What the exercise asks:
Spot each line that carries the word "active"; copy those lines.
┌──
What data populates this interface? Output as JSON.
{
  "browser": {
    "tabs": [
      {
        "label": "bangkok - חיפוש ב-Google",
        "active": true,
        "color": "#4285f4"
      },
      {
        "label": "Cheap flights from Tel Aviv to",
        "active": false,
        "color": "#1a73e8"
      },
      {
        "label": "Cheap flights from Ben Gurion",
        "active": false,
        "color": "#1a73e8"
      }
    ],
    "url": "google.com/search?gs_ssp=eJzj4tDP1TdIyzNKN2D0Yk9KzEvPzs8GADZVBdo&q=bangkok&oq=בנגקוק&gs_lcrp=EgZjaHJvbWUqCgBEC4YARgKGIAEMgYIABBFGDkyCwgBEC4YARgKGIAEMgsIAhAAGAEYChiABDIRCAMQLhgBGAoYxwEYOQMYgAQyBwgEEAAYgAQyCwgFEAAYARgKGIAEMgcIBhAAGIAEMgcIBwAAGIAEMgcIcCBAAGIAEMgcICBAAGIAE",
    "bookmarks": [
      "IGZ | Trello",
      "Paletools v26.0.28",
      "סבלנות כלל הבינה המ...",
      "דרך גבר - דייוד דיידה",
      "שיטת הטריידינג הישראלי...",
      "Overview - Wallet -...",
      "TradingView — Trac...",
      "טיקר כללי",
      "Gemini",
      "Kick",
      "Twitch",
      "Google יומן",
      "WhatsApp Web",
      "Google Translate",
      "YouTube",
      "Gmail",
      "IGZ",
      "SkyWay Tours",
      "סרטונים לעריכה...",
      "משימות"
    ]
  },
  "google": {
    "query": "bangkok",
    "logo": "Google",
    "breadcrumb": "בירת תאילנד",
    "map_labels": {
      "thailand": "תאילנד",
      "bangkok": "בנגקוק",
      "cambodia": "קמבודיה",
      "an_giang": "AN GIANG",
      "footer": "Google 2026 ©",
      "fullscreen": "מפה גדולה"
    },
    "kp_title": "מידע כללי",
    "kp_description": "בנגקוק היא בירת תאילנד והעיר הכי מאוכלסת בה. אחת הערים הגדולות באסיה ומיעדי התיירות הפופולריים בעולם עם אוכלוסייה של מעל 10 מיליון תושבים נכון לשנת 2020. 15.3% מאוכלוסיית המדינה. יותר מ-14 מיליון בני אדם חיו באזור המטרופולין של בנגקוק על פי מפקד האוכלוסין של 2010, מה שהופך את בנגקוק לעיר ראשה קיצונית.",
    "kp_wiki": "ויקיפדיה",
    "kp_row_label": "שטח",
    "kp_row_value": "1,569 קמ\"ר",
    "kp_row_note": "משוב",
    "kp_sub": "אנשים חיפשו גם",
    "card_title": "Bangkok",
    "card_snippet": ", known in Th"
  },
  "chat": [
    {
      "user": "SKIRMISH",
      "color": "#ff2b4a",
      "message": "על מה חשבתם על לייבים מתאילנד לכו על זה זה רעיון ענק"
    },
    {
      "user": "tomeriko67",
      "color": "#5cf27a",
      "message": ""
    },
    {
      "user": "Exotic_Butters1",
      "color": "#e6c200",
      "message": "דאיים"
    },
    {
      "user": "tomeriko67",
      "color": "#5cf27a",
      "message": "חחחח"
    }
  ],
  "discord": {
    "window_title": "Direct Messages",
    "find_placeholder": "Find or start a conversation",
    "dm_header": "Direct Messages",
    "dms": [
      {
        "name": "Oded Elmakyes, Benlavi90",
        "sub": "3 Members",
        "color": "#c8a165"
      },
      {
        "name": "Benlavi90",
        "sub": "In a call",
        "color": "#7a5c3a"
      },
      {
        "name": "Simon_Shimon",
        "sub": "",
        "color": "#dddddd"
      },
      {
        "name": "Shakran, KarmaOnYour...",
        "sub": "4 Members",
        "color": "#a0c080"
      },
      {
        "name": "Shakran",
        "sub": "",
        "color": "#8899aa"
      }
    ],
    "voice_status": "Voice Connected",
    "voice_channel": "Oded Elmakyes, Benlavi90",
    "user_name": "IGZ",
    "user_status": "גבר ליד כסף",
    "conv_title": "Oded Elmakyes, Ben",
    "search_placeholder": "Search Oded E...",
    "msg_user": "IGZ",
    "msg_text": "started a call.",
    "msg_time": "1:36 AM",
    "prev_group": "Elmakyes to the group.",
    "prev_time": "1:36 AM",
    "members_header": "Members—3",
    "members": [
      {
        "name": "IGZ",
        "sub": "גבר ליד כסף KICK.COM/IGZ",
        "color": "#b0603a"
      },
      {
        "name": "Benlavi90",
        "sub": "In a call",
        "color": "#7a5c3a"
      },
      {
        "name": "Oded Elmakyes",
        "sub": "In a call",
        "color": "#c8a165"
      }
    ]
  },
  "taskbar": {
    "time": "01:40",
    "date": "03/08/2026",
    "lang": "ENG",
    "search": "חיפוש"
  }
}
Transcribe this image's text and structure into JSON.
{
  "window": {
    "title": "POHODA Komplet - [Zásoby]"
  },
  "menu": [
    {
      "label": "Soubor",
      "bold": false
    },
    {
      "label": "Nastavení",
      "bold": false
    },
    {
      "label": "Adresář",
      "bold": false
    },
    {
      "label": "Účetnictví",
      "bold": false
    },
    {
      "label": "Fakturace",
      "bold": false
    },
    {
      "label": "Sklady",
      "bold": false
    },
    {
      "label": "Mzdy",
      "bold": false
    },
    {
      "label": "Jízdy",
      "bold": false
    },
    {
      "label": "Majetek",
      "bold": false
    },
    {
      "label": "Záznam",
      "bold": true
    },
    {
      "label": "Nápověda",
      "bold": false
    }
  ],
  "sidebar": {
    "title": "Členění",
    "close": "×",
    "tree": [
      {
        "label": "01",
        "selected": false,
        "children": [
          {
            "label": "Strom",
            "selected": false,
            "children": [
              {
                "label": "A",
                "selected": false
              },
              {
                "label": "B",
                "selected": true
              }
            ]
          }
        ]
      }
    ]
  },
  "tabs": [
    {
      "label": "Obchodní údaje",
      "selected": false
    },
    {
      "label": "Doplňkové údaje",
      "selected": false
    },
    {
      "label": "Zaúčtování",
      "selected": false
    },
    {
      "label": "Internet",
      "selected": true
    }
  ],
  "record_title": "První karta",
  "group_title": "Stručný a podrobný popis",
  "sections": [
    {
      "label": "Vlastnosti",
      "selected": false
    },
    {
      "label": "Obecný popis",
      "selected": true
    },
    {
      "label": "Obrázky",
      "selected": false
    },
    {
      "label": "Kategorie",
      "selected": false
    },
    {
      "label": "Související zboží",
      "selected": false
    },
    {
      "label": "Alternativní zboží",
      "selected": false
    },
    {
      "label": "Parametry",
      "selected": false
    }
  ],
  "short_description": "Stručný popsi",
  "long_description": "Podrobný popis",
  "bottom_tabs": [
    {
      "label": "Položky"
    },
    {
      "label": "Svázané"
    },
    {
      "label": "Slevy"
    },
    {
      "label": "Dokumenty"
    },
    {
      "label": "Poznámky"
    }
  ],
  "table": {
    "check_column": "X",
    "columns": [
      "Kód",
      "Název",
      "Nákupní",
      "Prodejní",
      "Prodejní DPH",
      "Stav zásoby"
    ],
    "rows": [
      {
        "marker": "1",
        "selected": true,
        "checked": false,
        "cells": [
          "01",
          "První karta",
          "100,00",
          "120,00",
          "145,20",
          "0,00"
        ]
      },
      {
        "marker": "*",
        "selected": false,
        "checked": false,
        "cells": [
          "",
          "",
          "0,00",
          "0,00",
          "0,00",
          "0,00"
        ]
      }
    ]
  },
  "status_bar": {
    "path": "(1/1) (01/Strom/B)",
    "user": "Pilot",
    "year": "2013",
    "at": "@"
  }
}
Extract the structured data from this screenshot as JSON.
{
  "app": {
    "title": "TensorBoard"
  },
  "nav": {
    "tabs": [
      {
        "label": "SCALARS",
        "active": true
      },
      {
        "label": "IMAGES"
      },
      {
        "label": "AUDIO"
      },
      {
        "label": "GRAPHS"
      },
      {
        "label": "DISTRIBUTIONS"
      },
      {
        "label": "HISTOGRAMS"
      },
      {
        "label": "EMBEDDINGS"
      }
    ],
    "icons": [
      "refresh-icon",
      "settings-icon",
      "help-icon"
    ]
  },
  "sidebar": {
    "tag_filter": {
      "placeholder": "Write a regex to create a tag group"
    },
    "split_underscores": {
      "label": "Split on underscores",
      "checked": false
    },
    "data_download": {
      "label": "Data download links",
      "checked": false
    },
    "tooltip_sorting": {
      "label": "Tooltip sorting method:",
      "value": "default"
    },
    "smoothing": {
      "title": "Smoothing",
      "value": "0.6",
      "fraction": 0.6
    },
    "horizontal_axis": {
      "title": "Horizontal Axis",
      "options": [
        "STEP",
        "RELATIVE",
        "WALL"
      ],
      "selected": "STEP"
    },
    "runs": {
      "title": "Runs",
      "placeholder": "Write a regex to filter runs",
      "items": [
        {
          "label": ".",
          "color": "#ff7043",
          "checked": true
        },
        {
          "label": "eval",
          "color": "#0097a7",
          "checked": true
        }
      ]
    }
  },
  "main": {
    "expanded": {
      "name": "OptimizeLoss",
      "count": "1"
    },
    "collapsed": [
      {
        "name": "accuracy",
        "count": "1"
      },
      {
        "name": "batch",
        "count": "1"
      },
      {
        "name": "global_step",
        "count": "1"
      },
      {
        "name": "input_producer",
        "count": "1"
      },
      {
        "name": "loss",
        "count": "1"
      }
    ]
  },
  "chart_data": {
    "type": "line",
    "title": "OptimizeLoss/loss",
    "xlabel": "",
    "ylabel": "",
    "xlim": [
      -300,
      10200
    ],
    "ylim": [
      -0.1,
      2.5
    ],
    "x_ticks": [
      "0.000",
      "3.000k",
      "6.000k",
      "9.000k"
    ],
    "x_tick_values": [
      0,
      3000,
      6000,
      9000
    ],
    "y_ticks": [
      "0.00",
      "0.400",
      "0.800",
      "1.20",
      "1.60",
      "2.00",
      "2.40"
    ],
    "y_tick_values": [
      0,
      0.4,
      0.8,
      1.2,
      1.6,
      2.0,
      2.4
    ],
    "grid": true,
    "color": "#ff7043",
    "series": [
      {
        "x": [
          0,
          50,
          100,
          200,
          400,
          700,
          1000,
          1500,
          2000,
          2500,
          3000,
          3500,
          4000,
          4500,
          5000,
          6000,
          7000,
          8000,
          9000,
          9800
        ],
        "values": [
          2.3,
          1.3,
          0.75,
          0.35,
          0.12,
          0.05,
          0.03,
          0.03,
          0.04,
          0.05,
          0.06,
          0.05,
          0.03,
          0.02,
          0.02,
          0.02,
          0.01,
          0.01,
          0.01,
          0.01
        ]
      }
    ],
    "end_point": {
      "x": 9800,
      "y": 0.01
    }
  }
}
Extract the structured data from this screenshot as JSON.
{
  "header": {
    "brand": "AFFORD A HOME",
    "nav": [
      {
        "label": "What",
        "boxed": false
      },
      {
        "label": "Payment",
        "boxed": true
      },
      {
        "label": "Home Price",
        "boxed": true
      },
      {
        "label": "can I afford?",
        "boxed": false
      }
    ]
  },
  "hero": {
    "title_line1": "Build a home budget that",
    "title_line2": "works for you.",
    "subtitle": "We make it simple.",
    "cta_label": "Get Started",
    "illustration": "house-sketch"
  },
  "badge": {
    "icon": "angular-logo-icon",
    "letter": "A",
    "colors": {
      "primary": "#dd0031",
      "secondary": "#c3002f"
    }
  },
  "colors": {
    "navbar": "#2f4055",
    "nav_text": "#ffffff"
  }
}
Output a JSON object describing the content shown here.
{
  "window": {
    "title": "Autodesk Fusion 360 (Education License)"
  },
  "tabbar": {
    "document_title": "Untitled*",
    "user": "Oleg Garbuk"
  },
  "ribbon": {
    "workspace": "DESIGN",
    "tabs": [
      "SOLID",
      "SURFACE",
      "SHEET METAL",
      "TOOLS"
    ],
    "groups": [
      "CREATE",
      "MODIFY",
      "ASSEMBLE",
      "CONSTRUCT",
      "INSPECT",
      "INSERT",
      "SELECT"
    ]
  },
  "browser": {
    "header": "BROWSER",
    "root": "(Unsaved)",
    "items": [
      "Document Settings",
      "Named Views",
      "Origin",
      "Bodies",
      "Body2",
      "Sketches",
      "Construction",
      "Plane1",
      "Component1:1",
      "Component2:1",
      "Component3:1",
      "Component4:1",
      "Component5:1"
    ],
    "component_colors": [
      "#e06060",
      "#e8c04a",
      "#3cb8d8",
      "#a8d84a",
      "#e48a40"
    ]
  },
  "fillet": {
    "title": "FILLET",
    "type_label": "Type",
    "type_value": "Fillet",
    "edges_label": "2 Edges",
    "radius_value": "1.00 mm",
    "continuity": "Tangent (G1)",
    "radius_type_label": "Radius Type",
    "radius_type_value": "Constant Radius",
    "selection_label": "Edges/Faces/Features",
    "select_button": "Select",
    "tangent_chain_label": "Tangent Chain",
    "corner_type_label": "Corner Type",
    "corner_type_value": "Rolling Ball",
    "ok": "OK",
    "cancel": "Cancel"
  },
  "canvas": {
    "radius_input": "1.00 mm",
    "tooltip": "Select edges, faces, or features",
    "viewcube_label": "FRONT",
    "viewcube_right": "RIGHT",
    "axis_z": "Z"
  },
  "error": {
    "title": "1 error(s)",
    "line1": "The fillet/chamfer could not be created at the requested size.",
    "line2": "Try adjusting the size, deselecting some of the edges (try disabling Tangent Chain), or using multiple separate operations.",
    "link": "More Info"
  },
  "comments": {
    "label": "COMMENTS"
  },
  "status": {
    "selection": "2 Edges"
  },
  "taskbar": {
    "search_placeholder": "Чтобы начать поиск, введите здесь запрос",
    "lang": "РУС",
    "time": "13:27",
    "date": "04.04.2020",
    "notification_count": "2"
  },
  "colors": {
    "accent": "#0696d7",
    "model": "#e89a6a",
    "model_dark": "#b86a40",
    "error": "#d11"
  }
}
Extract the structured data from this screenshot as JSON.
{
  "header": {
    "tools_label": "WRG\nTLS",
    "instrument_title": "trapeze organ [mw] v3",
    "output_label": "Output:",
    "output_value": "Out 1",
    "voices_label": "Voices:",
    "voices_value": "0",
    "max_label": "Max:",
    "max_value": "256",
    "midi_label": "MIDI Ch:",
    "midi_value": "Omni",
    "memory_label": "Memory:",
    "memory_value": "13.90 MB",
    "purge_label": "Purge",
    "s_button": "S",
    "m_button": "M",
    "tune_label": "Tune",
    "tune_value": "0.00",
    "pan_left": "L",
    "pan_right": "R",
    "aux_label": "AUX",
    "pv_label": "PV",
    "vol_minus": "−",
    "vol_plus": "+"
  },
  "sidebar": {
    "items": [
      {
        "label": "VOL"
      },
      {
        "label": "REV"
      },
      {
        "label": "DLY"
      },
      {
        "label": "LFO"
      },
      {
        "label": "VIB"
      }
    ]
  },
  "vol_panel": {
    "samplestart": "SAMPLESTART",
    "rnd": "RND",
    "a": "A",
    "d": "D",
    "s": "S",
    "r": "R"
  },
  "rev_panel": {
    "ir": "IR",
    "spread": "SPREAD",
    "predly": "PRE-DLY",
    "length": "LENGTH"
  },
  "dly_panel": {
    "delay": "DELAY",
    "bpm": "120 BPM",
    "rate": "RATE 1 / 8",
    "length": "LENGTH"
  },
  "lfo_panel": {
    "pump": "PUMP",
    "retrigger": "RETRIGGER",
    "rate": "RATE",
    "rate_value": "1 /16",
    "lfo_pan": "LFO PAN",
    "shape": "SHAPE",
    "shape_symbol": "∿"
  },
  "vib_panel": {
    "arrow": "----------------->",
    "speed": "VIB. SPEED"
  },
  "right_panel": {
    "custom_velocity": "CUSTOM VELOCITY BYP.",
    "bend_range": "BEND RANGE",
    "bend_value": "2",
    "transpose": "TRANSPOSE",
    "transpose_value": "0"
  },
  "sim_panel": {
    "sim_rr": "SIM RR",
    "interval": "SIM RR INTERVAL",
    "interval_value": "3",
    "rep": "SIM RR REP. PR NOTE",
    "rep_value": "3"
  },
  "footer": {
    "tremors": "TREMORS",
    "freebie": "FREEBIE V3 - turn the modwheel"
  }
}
└──
Answer in full:
        "active": true,
        "active": false,
        "active": false,
        "active": true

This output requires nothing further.